» **Records supplied**:
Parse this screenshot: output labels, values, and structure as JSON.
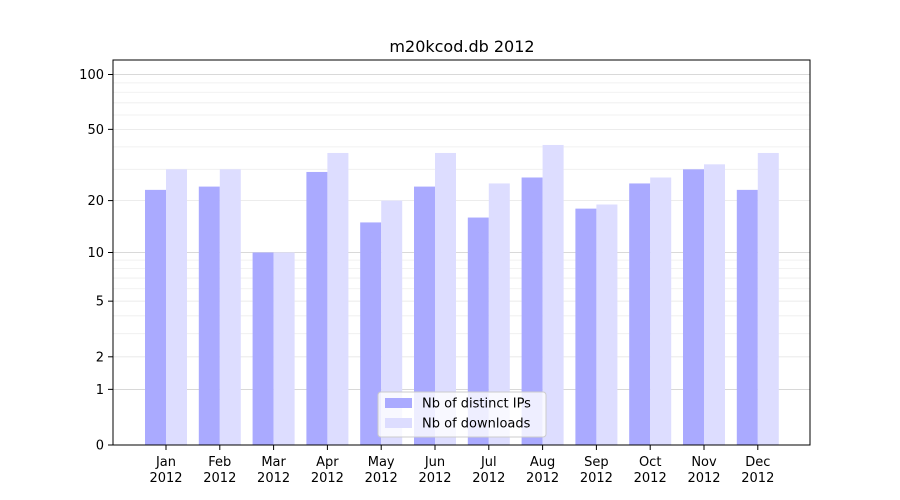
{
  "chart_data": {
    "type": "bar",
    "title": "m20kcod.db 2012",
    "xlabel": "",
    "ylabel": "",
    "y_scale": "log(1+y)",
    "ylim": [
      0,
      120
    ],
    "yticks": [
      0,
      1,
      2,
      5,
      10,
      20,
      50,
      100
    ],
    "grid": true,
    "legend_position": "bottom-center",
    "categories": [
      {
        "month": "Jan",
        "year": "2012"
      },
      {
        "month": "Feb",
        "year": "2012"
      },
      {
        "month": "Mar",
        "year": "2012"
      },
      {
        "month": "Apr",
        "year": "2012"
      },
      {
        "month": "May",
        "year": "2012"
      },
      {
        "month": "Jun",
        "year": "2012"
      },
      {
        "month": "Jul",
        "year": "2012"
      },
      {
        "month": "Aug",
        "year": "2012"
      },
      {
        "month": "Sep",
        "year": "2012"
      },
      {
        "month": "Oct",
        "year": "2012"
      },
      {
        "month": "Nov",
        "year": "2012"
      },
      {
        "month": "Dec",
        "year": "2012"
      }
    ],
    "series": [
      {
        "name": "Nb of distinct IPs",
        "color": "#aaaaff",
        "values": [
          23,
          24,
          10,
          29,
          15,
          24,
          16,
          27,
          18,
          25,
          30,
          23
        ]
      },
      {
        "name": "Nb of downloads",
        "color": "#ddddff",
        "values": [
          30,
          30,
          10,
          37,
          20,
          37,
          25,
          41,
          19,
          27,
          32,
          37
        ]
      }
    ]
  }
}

* * *

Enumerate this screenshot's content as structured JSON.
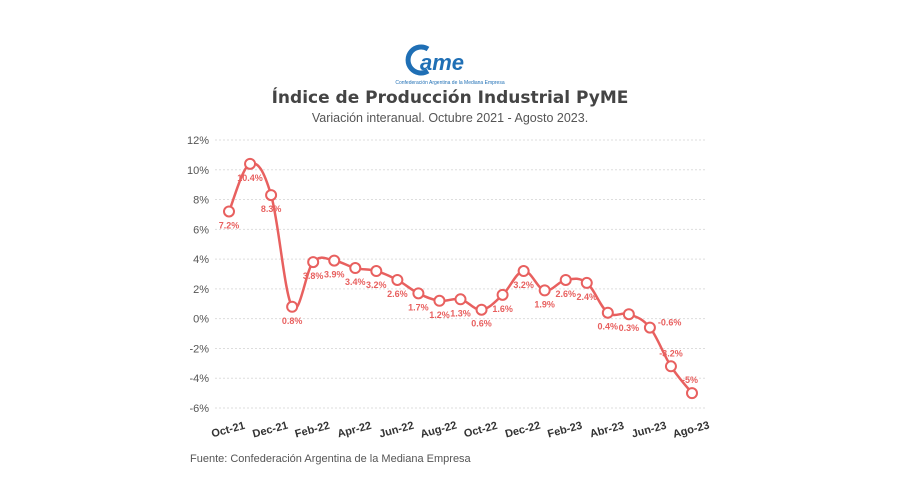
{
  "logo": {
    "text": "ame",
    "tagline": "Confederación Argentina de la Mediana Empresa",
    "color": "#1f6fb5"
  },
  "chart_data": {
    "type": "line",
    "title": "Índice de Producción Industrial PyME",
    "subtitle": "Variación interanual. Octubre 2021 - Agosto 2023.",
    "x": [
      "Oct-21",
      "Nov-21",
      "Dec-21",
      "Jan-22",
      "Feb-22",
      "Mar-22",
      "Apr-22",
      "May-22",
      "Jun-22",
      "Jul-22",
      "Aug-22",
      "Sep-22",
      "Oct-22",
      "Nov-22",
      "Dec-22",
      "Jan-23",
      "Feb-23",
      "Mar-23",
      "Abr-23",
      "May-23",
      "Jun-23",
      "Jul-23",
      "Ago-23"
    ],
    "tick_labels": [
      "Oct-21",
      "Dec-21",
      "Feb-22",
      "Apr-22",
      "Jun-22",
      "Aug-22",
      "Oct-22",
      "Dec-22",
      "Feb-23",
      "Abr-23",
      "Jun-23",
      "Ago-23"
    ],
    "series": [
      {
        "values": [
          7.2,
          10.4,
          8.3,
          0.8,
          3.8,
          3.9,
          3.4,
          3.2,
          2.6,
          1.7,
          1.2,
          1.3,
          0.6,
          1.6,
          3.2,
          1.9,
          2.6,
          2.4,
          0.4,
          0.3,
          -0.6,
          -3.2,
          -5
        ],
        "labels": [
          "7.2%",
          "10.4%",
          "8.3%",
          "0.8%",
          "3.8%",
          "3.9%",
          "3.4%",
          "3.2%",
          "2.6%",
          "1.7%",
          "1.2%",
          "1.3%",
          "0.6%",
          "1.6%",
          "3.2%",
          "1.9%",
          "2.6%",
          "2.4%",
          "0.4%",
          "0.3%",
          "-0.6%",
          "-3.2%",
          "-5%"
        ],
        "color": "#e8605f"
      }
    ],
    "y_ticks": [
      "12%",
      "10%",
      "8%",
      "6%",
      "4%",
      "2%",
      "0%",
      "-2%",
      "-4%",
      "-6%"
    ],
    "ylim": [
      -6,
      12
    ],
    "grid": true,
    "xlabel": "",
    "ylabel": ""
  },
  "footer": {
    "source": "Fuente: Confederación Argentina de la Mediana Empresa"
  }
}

» **Exercise prompt**:
Determine how many lines of the listing above hold the word "Confederación". Report that number without anything else.

» **Answer to this task**:
2